__Work to do__
Using the material that follows, identify and copy each line with the string "title".

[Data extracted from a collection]
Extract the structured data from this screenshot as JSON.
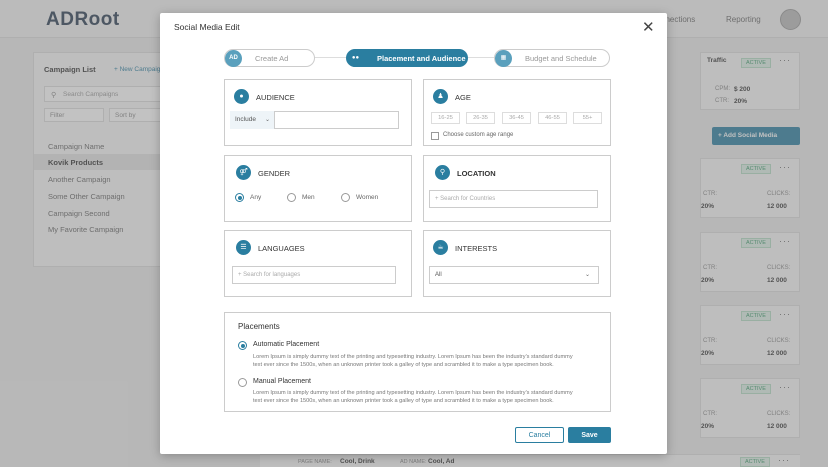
{
  "app": {
    "logo": "ADRoot",
    "nav": [
      "nnections",
      "Reporting"
    ]
  },
  "campaign_list": {
    "title": "Campaign List",
    "new_label": "+ New Campaign",
    "search_placeholder": "Search Campaigns",
    "filter_label": "Filter",
    "sort_label": "Sort by",
    "items": [
      "Campaign Name",
      "Kovik Products",
      "Another Campaign",
      "Some Other Campaign",
      "Campaign Second",
      "My Favorite Campaign"
    ],
    "active_index": 1
  },
  "right_panel": {
    "traffic_label": "Traffic",
    "status": "ACTIVE",
    "cpm_label": "CPM:",
    "cpm_value": "$ 200",
    "ctr_label": "CTR:",
    "ctr_value": "20%",
    "add_social_label": "+ Add Social Media",
    "cards": [
      {
        "status": "ACTIVE",
        "ctr_label": "CTR:",
        "ctr_value": "20%",
        "clicks_label": "CLICKS:",
        "clicks_value": "12 000"
      },
      {
        "status": "ACTIVE",
        "ctr_label": "CTR:",
        "ctr_value": "20%",
        "clicks_label": "CLICKS:",
        "clicks_value": "12 000"
      },
      {
        "status": "ACTIVE",
        "ctr_label": "CTR:",
        "ctr_value": "20%",
        "clicks_label": "CLICKS:",
        "clicks_value": "12 000"
      },
      {
        "status": "ACTIVE",
        "ctr_label": "CTR:",
        "ctr_value": "20%",
        "clicks_label": "CLICKS:",
        "clicks_value": "12 000"
      }
    ],
    "bottom_status": "ACTIVE"
  },
  "bottom_row": {
    "page_name_label": "PAGE NAME:",
    "page_name_value": "Cool, Drink",
    "ad_name_label": "AD NAME:",
    "ad_name_value": "Cool, Ad"
  },
  "modal": {
    "title": "Social Media Edit",
    "steps": [
      {
        "label": "Create Ad",
        "icon": "AD"
      },
      {
        "label": "Placement and Audience",
        "icon": "people-icon"
      },
      {
        "label": "Budget and Schedule",
        "icon": "calendar-icon"
      }
    ],
    "active_step": 1,
    "audience": {
      "title": "AUDIENCE",
      "include_value": "Include",
      "input_value": ""
    },
    "age": {
      "title": "AGE",
      "ranges": [
        "16-25",
        "26-35",
        "36-45",
        "46-55",
        "55+"
      ],
      "custom_label": "Choose custom age range"
    },
    "gender": {
      "title": "GENDER",
      "options": [
        "Any",
        "Men",
        "Women"
      ],
      "selected": "Any"
    },
    "location": {
      "title": "LOCATION",
      "placeholder": "+ Search for Countries"
    },
    "languages": {
      "title": "LANGUAGES",
      "placeholder": "+ Search for languages"
    },
    "interests": {
      "title": "INTERESTS",
      "value": "All"
    },
    "placements": {
      "title": "Placements",
      "options": [
        {
          "label": "Automatic Placement",
          "desc": "Lorem Ipsum is simply dummy text of the printing and typesetting industry. Lorem Ipsum has been the industry's standard dummy text ever since the 1500s, when an unknown printer took a galley of type and scrambled it to make a type specimen book.",
          "checked": true
        },
        {
          "label": "Manual Placement",
          "desc": "Lorem Ipsum is simply dummy text of the printing and typesetting industry. Lorem Ipsum has been the industry's standard dummy text ever since the 1500s, when an unknown printer took a galley of type and scrambled it to make a type specimen book.",
          "checked": false
        }
      ]
    },
    "cancel_label": "Cancel",
    "save_label": "Save"
  },
  "colors": {
    "accent": "#2a7ea0",
    "active_badge": "#3a9a6a"
  }
}
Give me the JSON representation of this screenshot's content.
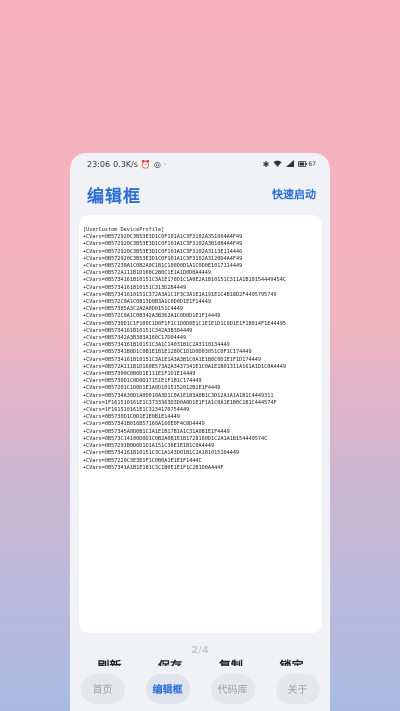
{
  "status": {
    "time": "23:06",
    "speed": "0.3K/s",
    "icons_left": [
      "alarm-icon",
      "sync-icon",
      "dot"
    ],
    "icons_right": [
      "bluetooth-icon",
      "wifi-icon",
      "signal-icon",
      "battery-icon"
    ],
    "battery": "67"
  },
  "app": {
    "title": "编辑框",
    "quick_launch": "快速启动"
  },
  "editor": {
    "content": "[UserCustom DeviceProfile]\n+CVars=0B572920C3B53E3D1C0F101A1C3F3102A351004A4F49\n+CVars=0B572920C3B53E3D1C0F101A1C3F3102A3B10B4A4F49\n+CVars=0B572920C3B53E3D1C0F101A1C3F3102A3113E114446\n+CVars=0B572920C3B53E3D1C0F101A1C3F3102A3120D4A4F49\n+CVars=0B57230A1C0B2A0C1B1C100D0D1A1C0D0E1017114449\n+CVars=0B572A111B1D160C2B0C1E1A1D0D0A4449\n+CVars=0B5734161B10151C3A1E170D1C1A0E2A1B10151C311A1B10154449454C\n+CVars=0B5734161B10151C313D2B4449\n+CVars=0B57341610151C372A3A1C1F3C3A1E1A191E1C4B18D2F4495795749\n+CVars=0B572C0A1C0B13D0B3A1C0D0D1E1F14449\n+CVars=0B57385A3C2A2A0D0151C4449\n+CVars=0B572C0A1C0B342A3B362A1C0D0D1E1F14449\n+CVars=0B5730D1C1F100C1D0F1F1C1D0D0E1C1E1E1D1C0D1E1F1B014F1E44495\n+CVars=0B5734161B10151C342A3B384449\n+CVars=0B57342A3B383A160C17D04449\n+CVars=0B5734161B10151C3A1C14031B1C2A3110134449\n+CVars=0B57341B0D1C0B1E1B1E1280C1D1D0D03051C0F1C174449\n+CVars=0B5734161B10151C3A1E1A3A3B1C0A1E1B0C0D1E1F1D174449\n+CVars=0B572A111B1D160E573A2A3437341E1C0A1E1B01311A161A1D1C0A4449\n+CVars=0B57300C0B0D1E111E1F1D1E14449\n+CVars=0B5730D1C0D0D17151E1F1B1C174449\n+CVars=0B57201C1D0D1E1A0D1015152012B1E1F4449\n+CVars=0B5734A30D1A0D010A3D1C0A1E1B3A0B1C3D12A1A1A1B1C4449311\n+CVars=1F161510161E1C3733363D3D0A0D1E1F1A1C0A1E1B0C1B1C444574F\n+CVars=1F161510161E1C3234170754449\n+CVars=0B5730D1C0D1E1E0B1E14449\n+CVars=0B57341B016B57160A160E0F4C0D4449\n+CVars=0B57345A0D0B1C1A1E1B17B1A1C31A0B1E1F4449\n+CVars=0B573C14100D0D1C0B2A0B1E1B1728160D1C2A1A1B154449574C\n+CVars=0B57291B0D0D1D1A151C36E1E1B1C0A4449\n+CVars=0B5734161B10151C3C1A143D01B1C2A1B1015104449\n+CVars=0B57220C3E3E1F1C0B0A1E1E1F1444C\n+CVars=0B57341A1B1E1B1C3C1B0E1E1F1C2B1D0A444F"
  },
  "actions": {
    "refresh": "刷新",
    "save": "保存",
    "copy": "复制",
    "lock": "锁定"
  },
  "pager": "2/4",
  "nav": {
    "home": "首页",
    "editor": "编辑框",
    "library": "代码库",
    "about": "关于"
  },
  "colors": {
    "accent": "#2b6fd6",
    "background_top": "#f6b3bd",
    "background_bottom": "#a9bbe3"
  }
}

__Task response__
    "title": "Campaign List",
    "title": "Social Media Edit",
      "title": "AUDIENCE",
      "title": "AGE",
      "title": "GENDER",
      "title": "LOCATION",
      "title": "LANGUAGES",
      "title": "INTERESTS",
      "title": "Placements",
    "title": "编辑框",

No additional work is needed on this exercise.